Your instructions
Tally the lines holding the string "OECD" and reply with that number alone.

Data in this exercise
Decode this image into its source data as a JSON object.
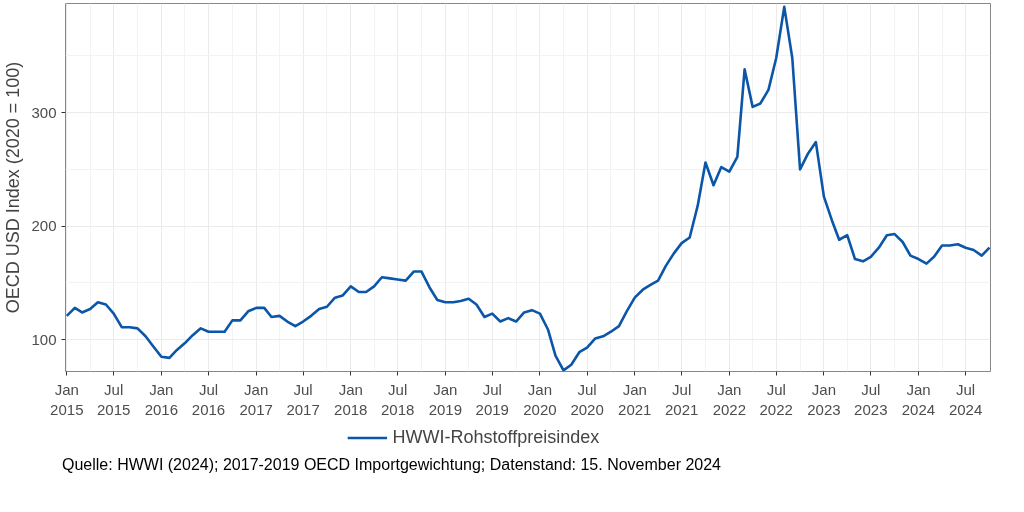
{
  "chart_data": {
    "type": "line",
    "ylabel": "OECD USD Index (2020 = 100)",
    "x": [
      "2015-01",
      "2015-02",
      "2015-03",
      "2015-04",
      "2015-05",
      "2015-06",
      "2015-07",
      "2015-08",
      "2015-09",
      "2015-10",
      "2015-11",
      "2015-12",
      "2016-01",
      "2016-02",
      "2016-03",
      "2016-04",
      "2016-05",
      "2016-06",
      "2016-07",
      "2016-08",
      "2016-09",
      "2016-10",
      "2016-11",
      "2016-12",
      "2017-01",
      "2017-02",
      "2017-03",
      "2017-04",
      "2017-05",
      "2017-06",
      "2017-07",
      "2017-08",
      "2017-09",
      "2017-10",
      "2017-11",
      "2017-12",
      "2018-01",
      "2018-02",
      "2018-03",
      "2018-04",
      "2018-05",
      "2018-06",
      "2018-07",
      "2018-08",
      "2018-09",
      "2018-10",
      "2018-11",
      "2018-12",
      "2019-01",
      "2019-02",
      "2019-03",
      "2019-04",
      "2019-05",
      "2019-06",
      "2019-07",
      "2019-08",
      "2019-09",
      "2019-10",
      "2019-11",
      "2019-12",
      "2020-01",
      "2020-02",
      "2020-03",
      "2020-04",
      "2020-05",
      "2020-06",
      "2020-07",
      "2020-08",
      "2020-09",
      "2020-10",
      "2020-11",
      "2020-12",
      "2021-01",
      "2021-02",
      "2021-03",
      "2021-04",
      "2021-05",
      "2021-06",
      "2021-07",
      "2021-08",
      "2021-09",
      "2021-10",
      "2021-11",
      "2021-12",
      "2022-01",
      "2022-02",
      "2022-03",
      "2022-04",
      "2022-05",
      "2022-06",
      "2022-07",
      "2022-08",
      "2022-09",
      "2022-10",
      "2022-11",
      "2022-12",
      "2023-01",
      "2023-02",
      "2023-03",
      "2023-04",
      "2023-05",
      "2023-06",
      "2023-07",
      "2023-08",
      "2023-09",
      "2023-10",
      "2023-11",
      "2023-12",
      "2024-01",
      "2024-02",
      "2024-03",
      "2024-04",
      "2024-05",
      "2024-06",
      "2024-07",
      "2024-08",
      "2024-09",
      "2024-10"
    ],
    "series": [
      {
        "name": "HWWI-Rohstoffpreisindex",
        "color": "#0b56a8",
        "values": [
          121,
          128,
          124,
          127,
          133,
          131,
          123,
          111,
          111,
          110,
          103,
          94,
          85,
          84,
          91,
          97,
          104,
          110,
          107,
          107,
          107,
          117,
          117,
          125,
          128,
          128,
          120,
          121,
          116,
          112,
          116,
          121,
          127,
          129,
          137,
          139,
          147,
          142,
          142,
          147,
          155,
          154,
          153,
          152,
          160,
          160,
          146,
          135,
          133,
          133,
          134,
          136,
          131,
          120,
          123,
          116,
          119,
          116,
          124,
          126,
          123,
          109,
          86,
          73,
          78,
          89,
          93,
          101,
          103,
          107,
          112,
          125,
          137,
          144,
          148,
          152,
          165,
          176,
          185,
          190,
          218,
          256,
          236,
          252,
          248,
          261,
          338,
          305,
          308,
          320,
          348,
          393,
          348,
          250,
          264,
          274,
          226,
          205,
          188,
          192,
          171,
          169,
          173,
          181,
          192,
          193,
          186,
          174,
          171,
          167,
          173,
          183,
          183,
          184,
          181,
          179,
          174,
          181
        ]
      }
    ],
    "xlim": [
      "2014-12-27",
      "2024-10-05"
    ],
    "ylim": [
      72,
      396
    ],
    "xticks": [
      {
        "value": "2015-01",
        "label": "Jan\n2015"
      },
      {
        "value": "2015-07",
        "label": "Jul\n2015"
      },
      {
        "value": "2016-01",
        "label": "Jan\n2016"
      },
      {
        "value": "2016-07",
        "label": "Jul\n2016"
      },
      {
        "value": "2017-01",
        "label": "Jan\n2017"
      },
      {
        "value": "2017-07",
        "label": "Jul\n2017"
      },
      {
        "value": "2018-01",
        "label": "Jan\n2018"
      },
      {
        "value": "2018-07",
        "label": "Jul\n2018"
      },
      {
        "value": "2019-01",
        "label": "Jan\n2019"
      },
      {
        "value": "2019-07",
        "label": "Jul\n2019"
      },
      {
        "value": "2020-01",
        "label": "Jan\n2020"
      },
      {
        "value": "2020-07",
        "label": "Jul\n2020"
      },
      {
        "value": "2021-01",
        "label": "Jan\n2021"
      },
      {
        "value": "2021-07",
        "label": "Jul\n2021"
      },
      {
        "value": "2022-01",
        "label": "Jan\n2022"
      },
      {
        "value": "2022-07",
        "label": "Jul\n2022"
      },
      {
        "value": "2023-01",
        "label": "Jan\n2023"
      },
      {
        "value": "2023-07",
        "label": "Jul\n2023"
      },
      {
        "value": "2024-01",
        "label": "Jan\n2024"
      },
      {
        "value": "2024-07",
        "label": "Jul\n2024"
      }
    ],
    "yticks": [
      100,
      200,
      300
    ],
    "grid": true,
    "legend": "bottom",
    "line_style": "solid",
    "annotations": [
      "Quelle: HWWI (2024); 2017-2019 OECD Importgewichtung; Datenstand: 15. November 2024"
    ]
  }
}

Expected answer
2